WRITTEN EXERCISE |
Copy every line of the following data that includes the string "Fixed".

[Figure collection entries]

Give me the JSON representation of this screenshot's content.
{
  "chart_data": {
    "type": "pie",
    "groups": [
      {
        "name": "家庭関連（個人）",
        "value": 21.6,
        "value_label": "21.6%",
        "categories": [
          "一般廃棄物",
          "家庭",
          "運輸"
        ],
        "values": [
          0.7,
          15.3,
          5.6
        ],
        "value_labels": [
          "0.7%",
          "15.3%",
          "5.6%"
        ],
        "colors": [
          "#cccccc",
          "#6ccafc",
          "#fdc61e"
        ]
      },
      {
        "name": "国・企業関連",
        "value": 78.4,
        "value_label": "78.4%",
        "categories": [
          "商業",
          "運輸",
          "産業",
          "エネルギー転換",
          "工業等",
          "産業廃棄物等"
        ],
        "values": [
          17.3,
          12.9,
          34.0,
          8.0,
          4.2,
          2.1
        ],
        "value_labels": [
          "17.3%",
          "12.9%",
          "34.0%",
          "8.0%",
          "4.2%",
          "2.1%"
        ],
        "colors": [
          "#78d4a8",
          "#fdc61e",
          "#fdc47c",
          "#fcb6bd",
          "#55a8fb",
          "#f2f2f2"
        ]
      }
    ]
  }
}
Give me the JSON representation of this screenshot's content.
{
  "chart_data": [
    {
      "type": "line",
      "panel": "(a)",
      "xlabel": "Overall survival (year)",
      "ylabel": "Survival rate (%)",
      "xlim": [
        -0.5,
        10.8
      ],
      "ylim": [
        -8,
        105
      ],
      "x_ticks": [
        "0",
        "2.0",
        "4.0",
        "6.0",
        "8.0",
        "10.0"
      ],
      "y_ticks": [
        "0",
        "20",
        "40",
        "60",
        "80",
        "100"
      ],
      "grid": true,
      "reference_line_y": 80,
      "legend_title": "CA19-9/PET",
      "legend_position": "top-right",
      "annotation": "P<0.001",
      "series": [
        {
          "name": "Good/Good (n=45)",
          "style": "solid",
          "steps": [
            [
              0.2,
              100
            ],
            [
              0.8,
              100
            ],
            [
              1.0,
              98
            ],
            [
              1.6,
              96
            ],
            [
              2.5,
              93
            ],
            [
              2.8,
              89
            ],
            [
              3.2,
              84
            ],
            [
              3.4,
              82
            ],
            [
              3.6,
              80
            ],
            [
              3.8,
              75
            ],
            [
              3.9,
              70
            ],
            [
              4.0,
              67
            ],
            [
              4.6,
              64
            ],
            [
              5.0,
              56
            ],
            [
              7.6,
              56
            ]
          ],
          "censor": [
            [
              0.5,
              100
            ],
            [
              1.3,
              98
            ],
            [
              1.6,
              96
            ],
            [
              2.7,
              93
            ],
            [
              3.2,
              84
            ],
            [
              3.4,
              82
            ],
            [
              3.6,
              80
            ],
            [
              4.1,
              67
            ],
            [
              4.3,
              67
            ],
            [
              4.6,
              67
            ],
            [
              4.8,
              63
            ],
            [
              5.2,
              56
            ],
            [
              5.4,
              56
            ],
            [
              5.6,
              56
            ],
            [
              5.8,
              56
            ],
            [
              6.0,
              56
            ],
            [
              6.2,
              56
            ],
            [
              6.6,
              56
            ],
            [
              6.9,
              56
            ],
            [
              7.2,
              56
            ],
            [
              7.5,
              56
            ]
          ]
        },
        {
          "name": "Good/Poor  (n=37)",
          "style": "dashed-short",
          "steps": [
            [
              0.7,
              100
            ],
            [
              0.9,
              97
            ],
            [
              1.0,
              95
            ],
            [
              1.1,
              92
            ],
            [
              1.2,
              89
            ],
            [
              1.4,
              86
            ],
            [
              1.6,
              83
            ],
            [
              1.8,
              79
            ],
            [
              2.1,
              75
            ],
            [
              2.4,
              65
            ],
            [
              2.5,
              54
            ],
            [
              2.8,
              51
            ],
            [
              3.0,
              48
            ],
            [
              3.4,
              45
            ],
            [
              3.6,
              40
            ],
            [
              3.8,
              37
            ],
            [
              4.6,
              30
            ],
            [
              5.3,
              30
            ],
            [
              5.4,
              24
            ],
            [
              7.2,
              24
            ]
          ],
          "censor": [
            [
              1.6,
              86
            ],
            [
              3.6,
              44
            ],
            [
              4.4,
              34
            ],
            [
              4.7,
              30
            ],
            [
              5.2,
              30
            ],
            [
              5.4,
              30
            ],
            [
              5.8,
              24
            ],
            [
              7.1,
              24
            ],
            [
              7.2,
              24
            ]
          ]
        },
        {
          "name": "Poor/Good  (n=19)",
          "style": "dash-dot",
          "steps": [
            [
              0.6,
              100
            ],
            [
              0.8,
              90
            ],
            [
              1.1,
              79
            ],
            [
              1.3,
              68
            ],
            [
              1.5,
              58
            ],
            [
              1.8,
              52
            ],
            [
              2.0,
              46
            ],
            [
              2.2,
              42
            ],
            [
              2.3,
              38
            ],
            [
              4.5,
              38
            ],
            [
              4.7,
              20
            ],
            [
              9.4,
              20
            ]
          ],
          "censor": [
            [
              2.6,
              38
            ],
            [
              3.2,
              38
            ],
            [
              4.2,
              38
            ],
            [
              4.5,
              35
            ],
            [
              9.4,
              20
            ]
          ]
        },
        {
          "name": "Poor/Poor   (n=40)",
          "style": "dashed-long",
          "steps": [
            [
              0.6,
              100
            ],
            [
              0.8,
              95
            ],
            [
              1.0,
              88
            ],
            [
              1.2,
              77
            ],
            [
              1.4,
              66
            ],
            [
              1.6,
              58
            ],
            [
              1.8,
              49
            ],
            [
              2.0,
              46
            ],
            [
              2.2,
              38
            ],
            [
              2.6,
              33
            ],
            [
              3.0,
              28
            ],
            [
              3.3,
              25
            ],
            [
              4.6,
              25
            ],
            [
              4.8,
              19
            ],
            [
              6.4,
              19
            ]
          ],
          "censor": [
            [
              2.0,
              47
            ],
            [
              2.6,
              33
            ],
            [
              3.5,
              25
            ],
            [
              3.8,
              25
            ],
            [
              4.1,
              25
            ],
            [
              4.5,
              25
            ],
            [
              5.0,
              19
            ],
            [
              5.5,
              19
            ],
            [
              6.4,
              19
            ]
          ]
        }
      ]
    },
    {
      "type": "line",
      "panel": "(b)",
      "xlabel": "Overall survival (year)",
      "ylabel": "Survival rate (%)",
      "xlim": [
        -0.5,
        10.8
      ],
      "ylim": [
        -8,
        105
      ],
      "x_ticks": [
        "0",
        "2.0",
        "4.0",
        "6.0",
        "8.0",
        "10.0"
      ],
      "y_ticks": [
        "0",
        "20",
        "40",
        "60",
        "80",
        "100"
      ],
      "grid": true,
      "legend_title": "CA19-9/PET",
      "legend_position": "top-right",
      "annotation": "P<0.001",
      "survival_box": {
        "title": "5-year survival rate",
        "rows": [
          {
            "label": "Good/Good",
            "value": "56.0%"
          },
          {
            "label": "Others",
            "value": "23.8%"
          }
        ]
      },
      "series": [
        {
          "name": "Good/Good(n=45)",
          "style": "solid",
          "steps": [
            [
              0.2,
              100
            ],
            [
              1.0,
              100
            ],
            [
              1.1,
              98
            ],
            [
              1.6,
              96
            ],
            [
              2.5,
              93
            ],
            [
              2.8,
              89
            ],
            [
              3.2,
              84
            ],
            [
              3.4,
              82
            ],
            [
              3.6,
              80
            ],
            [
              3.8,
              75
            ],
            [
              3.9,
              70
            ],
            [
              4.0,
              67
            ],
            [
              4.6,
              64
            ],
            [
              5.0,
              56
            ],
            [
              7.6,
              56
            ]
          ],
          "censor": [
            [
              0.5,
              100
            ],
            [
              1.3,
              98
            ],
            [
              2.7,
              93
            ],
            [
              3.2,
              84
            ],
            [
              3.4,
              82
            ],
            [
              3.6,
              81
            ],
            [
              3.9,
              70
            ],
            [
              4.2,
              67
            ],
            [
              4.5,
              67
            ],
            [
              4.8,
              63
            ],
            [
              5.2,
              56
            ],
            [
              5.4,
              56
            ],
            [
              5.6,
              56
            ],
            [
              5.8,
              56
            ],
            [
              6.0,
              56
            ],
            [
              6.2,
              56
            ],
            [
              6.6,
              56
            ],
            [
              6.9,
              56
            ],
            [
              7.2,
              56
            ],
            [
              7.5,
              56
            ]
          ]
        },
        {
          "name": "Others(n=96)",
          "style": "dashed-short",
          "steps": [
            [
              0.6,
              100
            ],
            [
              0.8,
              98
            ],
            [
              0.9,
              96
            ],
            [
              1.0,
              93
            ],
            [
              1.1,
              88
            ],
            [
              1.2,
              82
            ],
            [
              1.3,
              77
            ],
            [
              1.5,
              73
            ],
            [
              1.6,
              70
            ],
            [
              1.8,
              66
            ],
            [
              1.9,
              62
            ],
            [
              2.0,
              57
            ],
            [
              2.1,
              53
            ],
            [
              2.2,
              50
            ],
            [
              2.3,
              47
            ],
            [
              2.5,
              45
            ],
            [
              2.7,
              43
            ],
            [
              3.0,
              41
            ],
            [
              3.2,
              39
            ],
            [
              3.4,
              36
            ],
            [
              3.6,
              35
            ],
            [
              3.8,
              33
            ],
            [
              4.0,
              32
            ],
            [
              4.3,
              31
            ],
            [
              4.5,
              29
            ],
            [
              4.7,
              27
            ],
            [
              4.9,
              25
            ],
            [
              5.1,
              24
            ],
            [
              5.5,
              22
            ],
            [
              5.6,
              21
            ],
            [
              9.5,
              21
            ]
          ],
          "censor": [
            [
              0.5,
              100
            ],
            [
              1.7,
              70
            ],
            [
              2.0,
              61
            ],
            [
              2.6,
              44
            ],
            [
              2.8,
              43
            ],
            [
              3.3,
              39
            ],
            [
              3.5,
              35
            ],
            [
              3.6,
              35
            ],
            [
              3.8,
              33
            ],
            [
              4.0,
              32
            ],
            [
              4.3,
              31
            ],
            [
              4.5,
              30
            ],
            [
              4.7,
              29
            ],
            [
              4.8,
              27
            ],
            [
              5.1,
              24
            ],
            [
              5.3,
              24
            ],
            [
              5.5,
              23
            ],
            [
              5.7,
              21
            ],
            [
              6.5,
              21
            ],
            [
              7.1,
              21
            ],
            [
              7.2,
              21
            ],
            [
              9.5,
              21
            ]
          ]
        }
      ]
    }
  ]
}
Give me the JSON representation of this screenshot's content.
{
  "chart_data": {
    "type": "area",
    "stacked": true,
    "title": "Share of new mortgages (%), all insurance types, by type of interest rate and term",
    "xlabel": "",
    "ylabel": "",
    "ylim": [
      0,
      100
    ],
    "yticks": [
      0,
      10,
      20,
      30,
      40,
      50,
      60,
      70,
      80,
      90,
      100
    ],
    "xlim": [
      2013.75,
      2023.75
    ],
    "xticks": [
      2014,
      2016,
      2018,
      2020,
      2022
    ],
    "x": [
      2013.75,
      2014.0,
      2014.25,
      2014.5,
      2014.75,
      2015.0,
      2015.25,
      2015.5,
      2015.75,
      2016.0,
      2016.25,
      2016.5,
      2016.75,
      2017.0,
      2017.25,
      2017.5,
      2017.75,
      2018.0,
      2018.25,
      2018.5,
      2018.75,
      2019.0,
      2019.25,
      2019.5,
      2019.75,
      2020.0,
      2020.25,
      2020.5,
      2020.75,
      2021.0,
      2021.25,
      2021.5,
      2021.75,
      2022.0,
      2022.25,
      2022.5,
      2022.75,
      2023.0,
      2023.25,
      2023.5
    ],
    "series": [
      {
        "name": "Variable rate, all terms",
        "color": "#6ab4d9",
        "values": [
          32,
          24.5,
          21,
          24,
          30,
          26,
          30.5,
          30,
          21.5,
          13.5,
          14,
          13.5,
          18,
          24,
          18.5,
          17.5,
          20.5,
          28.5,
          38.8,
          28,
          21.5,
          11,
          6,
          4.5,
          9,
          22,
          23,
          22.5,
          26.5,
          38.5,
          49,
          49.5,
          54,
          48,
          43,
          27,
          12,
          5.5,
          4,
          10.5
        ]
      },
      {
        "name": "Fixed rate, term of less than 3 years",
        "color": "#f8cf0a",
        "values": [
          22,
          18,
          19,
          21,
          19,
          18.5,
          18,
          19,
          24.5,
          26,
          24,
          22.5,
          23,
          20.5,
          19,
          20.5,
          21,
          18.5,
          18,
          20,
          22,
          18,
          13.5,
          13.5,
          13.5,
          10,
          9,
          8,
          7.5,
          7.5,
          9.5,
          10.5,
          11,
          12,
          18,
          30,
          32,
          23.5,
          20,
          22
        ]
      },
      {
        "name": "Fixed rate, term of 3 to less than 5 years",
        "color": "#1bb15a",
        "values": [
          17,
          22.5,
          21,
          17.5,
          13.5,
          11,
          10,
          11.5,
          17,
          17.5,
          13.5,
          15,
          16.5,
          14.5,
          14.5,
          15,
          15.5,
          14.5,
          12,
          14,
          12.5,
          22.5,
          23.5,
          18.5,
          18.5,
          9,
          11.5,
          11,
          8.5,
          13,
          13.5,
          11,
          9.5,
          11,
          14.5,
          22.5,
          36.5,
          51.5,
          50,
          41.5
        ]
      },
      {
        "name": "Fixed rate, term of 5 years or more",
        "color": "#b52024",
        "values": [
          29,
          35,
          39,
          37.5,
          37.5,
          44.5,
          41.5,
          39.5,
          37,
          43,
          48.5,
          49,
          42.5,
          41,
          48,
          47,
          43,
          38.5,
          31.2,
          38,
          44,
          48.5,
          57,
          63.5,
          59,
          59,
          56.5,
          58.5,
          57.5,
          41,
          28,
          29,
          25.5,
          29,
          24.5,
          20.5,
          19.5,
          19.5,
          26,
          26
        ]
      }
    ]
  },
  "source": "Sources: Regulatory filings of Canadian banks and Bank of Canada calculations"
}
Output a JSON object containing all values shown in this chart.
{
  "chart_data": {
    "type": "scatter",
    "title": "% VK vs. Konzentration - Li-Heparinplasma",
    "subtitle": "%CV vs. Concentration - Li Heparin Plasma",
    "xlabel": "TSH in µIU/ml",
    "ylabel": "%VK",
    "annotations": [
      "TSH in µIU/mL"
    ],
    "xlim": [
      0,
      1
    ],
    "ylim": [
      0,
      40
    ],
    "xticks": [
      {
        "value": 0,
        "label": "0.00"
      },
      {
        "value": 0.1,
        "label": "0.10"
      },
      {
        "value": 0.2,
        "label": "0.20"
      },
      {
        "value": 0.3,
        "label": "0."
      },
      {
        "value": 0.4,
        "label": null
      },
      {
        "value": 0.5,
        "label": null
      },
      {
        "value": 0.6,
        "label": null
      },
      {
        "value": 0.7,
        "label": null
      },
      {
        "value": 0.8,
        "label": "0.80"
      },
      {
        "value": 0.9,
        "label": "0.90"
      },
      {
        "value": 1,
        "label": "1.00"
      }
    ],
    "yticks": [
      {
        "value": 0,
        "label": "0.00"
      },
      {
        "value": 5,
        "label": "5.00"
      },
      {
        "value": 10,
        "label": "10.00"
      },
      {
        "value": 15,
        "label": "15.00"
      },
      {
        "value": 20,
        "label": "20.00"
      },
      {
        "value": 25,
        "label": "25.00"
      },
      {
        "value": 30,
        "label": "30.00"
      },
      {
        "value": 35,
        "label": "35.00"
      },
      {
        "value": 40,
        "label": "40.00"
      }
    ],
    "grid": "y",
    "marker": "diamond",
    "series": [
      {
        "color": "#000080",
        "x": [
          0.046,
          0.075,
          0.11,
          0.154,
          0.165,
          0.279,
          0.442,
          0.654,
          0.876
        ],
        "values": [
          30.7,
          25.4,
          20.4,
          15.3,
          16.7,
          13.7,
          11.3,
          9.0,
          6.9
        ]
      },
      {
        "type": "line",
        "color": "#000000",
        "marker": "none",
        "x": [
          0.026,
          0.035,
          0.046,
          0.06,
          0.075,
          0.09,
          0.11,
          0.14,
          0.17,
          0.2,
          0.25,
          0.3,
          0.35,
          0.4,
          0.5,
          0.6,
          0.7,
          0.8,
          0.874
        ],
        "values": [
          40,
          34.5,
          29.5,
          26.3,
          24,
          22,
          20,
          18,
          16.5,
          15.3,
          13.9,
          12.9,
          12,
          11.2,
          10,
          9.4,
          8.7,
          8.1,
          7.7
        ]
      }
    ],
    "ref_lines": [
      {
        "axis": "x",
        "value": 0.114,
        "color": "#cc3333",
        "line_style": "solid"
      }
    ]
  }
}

OUTPUT BELOW |
        "name": "Fixed rate, term of less than 3 years",
        "name": "Fixed rate, term of 3 to less than 5 years",
        "name": "Fixed rate, term of 5 years or more",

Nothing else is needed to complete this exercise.